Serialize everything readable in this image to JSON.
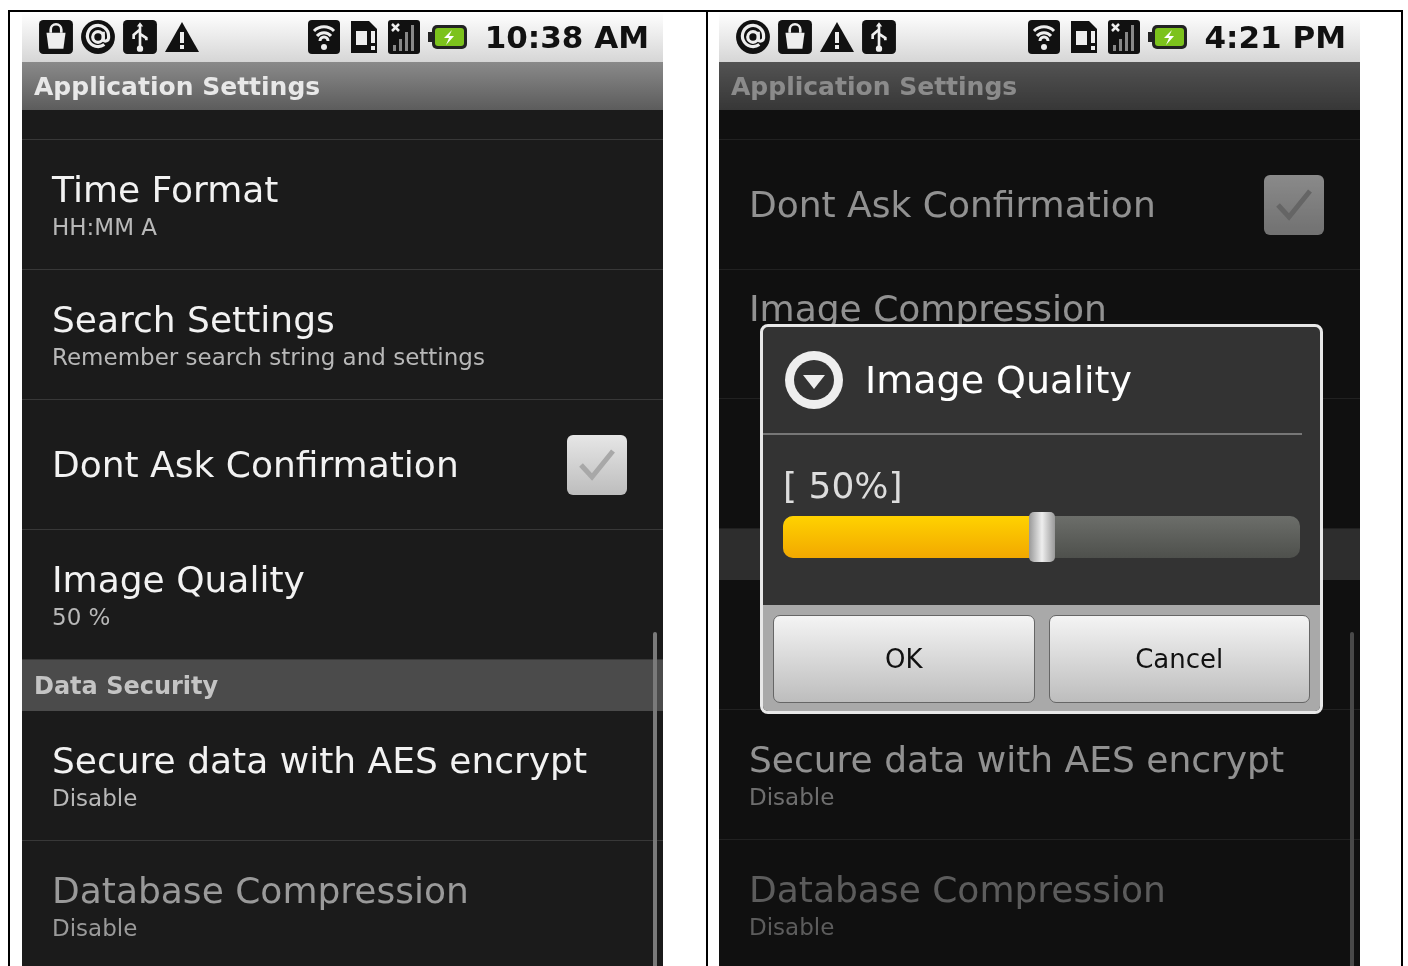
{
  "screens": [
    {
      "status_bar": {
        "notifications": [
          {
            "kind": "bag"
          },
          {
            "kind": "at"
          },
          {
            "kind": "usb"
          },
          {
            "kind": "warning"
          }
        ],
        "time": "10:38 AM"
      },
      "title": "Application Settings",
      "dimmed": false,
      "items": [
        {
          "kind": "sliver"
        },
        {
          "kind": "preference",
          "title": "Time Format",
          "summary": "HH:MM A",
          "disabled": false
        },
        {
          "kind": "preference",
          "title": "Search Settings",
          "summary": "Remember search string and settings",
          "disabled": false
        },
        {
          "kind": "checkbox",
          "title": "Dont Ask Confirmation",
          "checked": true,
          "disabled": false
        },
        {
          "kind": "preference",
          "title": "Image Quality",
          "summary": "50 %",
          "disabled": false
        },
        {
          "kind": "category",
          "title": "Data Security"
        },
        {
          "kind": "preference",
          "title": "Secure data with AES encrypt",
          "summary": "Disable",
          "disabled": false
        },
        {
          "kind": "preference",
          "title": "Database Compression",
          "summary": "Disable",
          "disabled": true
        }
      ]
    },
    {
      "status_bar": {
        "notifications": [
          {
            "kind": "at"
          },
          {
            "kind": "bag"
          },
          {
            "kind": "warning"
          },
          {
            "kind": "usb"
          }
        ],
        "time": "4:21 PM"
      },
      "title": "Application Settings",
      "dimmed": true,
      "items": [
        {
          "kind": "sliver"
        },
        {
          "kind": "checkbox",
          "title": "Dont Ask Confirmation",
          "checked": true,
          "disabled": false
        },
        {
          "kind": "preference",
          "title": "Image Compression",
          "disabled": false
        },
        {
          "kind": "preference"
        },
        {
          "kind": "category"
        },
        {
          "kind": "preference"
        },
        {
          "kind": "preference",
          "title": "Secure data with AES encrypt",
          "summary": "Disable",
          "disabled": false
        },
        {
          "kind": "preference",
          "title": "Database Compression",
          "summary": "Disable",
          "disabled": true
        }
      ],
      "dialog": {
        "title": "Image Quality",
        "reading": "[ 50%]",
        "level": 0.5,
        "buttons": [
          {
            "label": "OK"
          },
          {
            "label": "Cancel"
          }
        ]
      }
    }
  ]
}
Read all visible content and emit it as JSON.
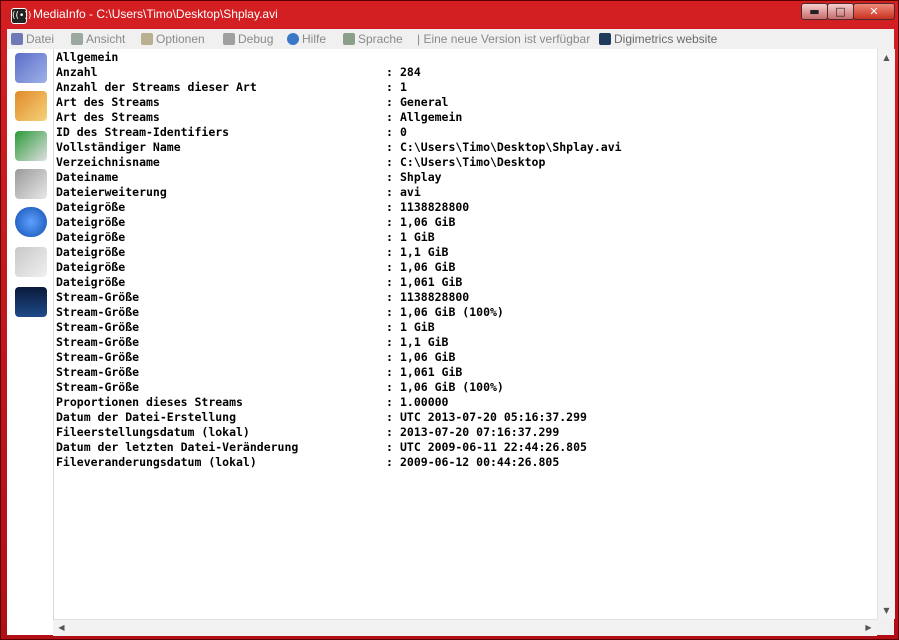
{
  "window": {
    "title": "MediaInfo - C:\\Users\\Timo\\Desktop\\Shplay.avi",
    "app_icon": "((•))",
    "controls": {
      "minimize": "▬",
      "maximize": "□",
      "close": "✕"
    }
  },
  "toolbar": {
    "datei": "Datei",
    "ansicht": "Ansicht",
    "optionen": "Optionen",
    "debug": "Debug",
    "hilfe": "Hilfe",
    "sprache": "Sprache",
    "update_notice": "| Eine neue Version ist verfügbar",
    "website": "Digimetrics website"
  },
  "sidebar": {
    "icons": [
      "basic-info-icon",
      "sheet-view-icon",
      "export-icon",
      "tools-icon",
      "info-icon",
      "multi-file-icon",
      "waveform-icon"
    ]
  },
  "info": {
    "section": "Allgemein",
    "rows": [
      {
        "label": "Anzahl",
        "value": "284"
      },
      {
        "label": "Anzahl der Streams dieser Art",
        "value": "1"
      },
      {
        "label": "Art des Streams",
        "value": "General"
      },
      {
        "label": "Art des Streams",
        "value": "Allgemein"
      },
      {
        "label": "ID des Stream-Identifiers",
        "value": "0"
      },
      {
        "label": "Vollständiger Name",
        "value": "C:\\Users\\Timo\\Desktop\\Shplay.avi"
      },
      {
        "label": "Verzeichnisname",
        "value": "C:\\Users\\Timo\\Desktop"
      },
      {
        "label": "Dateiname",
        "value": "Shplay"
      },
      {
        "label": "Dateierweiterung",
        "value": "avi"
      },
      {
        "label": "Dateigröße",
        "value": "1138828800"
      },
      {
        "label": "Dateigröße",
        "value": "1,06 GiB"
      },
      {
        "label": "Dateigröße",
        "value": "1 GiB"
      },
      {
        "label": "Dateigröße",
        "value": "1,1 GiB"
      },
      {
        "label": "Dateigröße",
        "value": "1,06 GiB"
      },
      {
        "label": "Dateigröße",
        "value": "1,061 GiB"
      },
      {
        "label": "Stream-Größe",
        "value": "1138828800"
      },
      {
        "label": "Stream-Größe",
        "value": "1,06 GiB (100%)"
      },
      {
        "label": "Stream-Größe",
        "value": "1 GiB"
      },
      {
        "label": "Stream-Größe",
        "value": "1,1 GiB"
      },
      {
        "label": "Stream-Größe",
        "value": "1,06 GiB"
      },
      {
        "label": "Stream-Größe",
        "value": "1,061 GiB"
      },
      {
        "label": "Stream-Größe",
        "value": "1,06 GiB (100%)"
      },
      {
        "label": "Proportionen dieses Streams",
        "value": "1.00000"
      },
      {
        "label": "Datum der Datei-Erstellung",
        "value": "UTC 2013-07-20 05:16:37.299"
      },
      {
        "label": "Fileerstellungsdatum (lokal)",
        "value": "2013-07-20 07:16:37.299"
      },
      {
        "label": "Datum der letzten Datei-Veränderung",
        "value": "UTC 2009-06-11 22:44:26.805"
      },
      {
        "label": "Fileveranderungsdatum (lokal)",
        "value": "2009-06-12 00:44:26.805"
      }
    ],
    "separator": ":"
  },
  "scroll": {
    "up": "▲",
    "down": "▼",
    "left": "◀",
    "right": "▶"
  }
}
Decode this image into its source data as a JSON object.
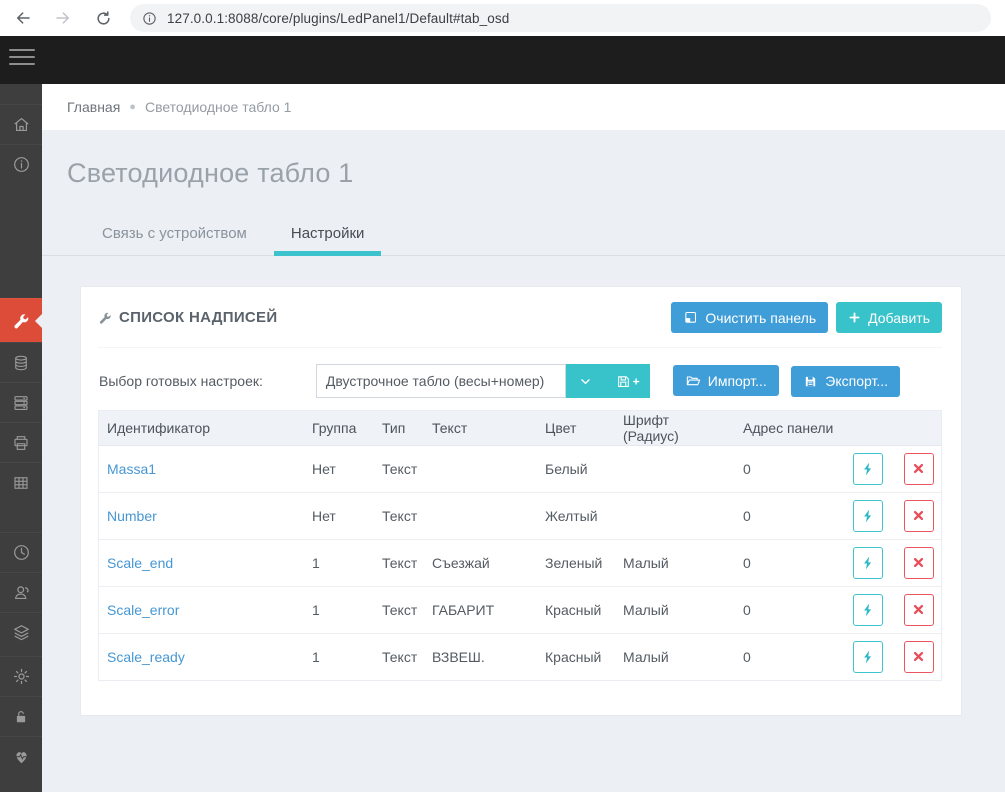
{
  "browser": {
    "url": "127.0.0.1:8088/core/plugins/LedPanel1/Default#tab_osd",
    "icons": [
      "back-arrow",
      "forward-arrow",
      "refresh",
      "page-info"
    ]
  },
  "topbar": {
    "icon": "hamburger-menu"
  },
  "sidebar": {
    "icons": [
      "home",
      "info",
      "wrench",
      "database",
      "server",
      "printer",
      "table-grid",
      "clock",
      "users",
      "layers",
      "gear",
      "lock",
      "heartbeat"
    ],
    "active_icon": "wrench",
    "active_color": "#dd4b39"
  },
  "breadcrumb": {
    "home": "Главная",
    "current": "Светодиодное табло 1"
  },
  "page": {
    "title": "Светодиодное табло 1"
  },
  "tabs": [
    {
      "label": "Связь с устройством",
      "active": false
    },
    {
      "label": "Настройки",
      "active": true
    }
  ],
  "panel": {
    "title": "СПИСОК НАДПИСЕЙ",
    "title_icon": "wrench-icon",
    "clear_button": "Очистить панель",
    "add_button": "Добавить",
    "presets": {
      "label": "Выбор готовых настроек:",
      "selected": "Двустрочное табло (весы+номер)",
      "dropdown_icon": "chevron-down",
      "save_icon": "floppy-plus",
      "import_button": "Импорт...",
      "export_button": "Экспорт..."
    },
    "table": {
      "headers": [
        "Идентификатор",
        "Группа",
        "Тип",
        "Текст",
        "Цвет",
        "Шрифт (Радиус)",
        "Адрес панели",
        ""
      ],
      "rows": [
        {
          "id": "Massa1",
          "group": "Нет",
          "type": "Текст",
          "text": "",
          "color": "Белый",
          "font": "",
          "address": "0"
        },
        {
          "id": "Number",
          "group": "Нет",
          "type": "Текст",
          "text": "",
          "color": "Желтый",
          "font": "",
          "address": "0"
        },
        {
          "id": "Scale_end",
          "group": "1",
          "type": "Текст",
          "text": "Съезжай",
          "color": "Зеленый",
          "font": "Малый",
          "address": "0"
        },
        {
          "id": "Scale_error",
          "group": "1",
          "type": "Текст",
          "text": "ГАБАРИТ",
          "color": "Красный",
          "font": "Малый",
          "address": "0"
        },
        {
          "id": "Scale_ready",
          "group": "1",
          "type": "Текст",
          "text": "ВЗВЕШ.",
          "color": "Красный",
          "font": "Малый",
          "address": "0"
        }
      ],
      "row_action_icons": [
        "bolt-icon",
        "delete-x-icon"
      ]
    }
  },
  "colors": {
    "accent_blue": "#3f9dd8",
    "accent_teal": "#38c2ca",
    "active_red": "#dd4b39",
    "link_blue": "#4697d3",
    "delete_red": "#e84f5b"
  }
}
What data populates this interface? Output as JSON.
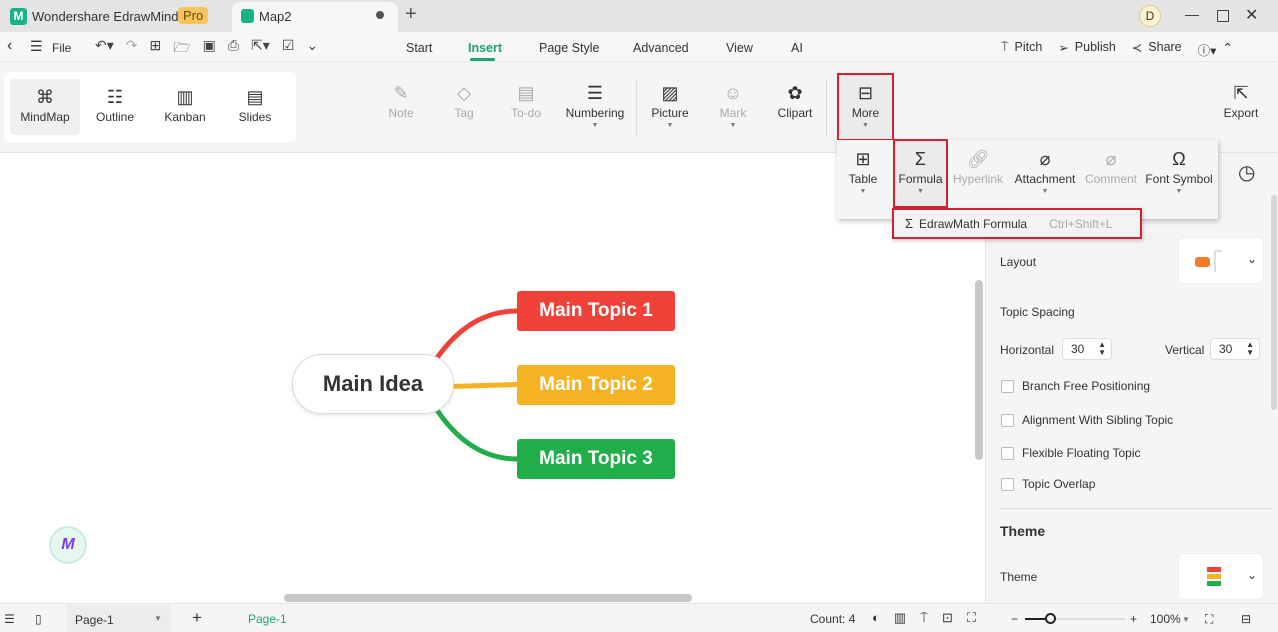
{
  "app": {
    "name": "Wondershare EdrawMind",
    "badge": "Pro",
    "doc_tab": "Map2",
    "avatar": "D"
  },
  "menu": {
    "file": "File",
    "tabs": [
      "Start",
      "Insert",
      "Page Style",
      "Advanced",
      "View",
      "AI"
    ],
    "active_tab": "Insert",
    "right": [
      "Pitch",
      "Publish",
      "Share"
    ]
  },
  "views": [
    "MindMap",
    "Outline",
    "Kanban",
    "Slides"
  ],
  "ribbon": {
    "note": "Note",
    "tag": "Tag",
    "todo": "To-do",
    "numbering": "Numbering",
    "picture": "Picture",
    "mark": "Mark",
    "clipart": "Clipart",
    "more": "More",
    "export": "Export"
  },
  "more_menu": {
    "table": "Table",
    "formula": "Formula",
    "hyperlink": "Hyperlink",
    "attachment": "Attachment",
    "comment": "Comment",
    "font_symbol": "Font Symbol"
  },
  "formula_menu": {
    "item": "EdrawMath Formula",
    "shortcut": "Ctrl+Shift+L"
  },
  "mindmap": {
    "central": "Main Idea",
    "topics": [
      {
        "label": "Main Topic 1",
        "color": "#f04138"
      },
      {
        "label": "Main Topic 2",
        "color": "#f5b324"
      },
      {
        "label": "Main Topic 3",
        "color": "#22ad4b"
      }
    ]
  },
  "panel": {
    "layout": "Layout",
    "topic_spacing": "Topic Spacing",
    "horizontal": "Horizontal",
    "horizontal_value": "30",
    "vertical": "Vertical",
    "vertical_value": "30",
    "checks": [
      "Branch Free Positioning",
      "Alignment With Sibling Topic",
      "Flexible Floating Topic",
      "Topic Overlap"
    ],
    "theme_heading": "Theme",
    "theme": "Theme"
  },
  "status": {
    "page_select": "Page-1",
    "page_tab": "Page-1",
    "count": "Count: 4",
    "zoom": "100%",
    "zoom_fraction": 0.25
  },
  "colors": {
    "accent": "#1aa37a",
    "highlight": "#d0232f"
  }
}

## Your goal
Only lines holding the string "wrench" are wanted; gather each one from the entries above.

## Exercise result
      "wrench",
    "active_icon": "wrench",
    "title_icon": "wrench-icon",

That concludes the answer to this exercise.